** start of Provided data **
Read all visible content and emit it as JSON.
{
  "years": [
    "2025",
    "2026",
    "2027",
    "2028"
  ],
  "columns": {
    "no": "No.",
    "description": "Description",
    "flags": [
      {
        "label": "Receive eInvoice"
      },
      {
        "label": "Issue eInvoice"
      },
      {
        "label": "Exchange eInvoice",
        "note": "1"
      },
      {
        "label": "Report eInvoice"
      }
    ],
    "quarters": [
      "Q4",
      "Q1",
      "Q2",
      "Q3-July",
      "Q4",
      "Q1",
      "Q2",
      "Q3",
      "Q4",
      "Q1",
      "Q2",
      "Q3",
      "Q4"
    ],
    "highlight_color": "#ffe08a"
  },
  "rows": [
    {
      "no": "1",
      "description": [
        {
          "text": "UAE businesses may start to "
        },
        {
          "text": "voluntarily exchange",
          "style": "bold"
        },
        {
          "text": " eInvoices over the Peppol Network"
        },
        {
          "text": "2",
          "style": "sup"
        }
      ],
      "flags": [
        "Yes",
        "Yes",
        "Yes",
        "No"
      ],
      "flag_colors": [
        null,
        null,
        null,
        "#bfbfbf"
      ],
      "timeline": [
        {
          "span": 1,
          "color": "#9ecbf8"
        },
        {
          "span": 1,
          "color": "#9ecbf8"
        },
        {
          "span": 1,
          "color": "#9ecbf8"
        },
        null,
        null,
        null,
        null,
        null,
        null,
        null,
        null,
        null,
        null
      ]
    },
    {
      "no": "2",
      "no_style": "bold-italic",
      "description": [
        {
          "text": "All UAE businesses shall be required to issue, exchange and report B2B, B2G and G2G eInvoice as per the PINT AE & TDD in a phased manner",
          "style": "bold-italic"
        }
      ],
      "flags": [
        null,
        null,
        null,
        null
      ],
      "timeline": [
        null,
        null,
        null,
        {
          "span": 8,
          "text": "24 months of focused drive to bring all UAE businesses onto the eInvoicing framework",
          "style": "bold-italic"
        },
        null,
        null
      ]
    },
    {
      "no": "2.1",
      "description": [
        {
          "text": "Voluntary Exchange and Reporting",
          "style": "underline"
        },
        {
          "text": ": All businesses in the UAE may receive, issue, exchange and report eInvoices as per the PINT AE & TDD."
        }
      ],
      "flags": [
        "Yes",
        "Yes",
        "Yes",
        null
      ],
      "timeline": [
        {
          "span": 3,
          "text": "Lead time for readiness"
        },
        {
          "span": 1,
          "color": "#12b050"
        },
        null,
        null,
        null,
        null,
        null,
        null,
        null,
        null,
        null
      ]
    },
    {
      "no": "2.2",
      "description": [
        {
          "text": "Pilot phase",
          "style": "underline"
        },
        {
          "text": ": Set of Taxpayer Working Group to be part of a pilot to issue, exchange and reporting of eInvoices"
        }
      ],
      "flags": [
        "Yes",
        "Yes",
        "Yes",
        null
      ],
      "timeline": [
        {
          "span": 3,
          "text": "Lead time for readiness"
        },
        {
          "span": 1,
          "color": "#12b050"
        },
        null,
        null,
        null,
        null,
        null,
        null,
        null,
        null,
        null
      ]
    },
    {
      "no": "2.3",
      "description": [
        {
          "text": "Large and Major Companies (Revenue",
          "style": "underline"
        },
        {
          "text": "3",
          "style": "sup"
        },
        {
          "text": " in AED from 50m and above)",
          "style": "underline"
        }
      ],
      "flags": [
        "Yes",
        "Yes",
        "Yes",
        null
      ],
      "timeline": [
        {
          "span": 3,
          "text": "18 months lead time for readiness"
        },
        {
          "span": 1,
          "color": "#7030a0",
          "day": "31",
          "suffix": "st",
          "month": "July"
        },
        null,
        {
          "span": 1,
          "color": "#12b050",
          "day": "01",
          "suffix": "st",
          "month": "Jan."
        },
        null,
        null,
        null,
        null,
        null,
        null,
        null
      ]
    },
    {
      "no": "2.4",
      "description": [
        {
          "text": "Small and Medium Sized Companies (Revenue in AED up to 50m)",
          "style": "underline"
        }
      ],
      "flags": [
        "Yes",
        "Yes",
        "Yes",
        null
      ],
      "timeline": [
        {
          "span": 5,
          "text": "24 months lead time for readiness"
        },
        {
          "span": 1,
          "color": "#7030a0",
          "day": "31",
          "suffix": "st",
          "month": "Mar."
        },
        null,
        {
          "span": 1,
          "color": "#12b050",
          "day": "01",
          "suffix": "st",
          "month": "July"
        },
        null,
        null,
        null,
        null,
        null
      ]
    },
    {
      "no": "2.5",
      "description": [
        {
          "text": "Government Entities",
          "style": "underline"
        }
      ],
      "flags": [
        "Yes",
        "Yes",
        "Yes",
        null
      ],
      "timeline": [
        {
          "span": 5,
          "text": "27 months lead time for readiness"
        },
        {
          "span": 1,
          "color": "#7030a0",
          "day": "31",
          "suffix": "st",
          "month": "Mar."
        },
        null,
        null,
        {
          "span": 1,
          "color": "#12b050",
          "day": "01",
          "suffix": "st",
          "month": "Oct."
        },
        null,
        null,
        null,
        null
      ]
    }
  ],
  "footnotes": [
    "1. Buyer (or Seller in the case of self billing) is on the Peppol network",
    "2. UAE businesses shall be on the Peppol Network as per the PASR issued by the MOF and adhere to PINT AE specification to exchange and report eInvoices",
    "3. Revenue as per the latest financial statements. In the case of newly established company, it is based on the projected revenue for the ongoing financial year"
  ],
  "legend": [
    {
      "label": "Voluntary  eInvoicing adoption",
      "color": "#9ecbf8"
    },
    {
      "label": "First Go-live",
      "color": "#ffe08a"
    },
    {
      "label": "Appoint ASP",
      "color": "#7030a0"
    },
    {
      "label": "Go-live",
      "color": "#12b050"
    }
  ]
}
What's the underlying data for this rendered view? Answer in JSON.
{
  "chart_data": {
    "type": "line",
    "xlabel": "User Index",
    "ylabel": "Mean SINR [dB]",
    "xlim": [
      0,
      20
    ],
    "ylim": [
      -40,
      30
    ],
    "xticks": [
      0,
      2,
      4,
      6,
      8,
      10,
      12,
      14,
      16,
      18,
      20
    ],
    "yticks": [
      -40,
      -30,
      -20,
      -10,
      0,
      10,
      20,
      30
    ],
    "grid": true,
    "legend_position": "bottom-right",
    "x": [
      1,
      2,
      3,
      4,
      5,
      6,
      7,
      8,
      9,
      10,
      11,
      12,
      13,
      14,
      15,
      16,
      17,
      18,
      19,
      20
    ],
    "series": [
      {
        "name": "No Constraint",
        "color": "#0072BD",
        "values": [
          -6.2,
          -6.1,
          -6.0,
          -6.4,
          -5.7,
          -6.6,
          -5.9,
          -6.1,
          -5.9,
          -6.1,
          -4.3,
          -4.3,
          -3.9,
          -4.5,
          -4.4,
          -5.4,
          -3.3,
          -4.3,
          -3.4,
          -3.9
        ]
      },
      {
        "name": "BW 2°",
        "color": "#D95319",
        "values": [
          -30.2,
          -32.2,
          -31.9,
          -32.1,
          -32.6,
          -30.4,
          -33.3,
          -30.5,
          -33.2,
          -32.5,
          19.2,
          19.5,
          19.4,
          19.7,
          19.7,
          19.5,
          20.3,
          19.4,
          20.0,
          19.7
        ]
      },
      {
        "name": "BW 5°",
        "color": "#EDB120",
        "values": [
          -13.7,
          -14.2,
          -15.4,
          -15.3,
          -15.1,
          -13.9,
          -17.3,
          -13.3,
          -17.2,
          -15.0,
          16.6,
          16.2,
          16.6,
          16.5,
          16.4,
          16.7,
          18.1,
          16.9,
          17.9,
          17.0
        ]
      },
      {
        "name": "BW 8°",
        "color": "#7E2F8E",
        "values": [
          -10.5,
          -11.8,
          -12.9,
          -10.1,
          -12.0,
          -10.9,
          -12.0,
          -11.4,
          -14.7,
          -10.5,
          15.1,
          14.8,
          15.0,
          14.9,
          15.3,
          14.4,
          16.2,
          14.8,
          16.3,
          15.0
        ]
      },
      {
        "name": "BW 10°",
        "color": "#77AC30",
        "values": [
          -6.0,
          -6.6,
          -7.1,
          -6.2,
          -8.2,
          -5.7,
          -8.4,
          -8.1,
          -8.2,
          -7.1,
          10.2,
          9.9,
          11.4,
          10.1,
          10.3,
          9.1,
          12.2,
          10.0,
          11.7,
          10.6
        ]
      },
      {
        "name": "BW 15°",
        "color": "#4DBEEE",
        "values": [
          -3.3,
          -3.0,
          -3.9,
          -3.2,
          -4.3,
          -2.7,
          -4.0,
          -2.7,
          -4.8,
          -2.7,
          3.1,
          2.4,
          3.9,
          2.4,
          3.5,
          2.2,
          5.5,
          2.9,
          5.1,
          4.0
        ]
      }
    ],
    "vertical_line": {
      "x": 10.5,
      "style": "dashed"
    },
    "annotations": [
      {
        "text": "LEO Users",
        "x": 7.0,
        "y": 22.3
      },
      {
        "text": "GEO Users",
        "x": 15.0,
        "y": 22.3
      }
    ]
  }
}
** end of Provided data **
* **Set problem**:
Identify the lines above with the word "months". Copy them.

* **Solution to the exercise**:
          "text": "24 months of focused drive to bring all UAE businesses onto the eInvoicing framework",
          "text": "18 months lead time for readiness"
          "text": "24 months lead time for readiness"
          "text": "27 months lead time for readiness"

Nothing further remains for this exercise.